§ **Problem**
Count how many lines have the word "title" in them. Reply with that number by itself.

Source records
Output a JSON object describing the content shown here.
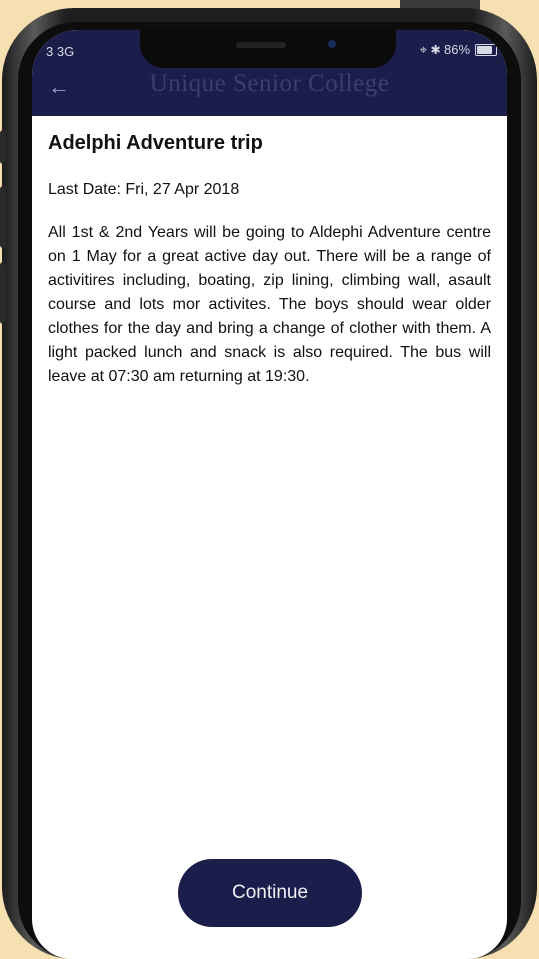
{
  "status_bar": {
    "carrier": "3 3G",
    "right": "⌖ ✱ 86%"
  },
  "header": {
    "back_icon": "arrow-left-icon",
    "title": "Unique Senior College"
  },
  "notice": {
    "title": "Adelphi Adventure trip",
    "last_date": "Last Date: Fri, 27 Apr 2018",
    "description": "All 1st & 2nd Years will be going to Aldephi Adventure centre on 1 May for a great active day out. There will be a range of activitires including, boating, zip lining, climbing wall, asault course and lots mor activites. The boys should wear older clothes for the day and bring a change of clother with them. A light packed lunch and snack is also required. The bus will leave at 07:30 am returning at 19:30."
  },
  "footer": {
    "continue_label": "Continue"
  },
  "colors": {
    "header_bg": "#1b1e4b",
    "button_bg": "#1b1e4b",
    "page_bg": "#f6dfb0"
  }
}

§ **Result of this exercise**
2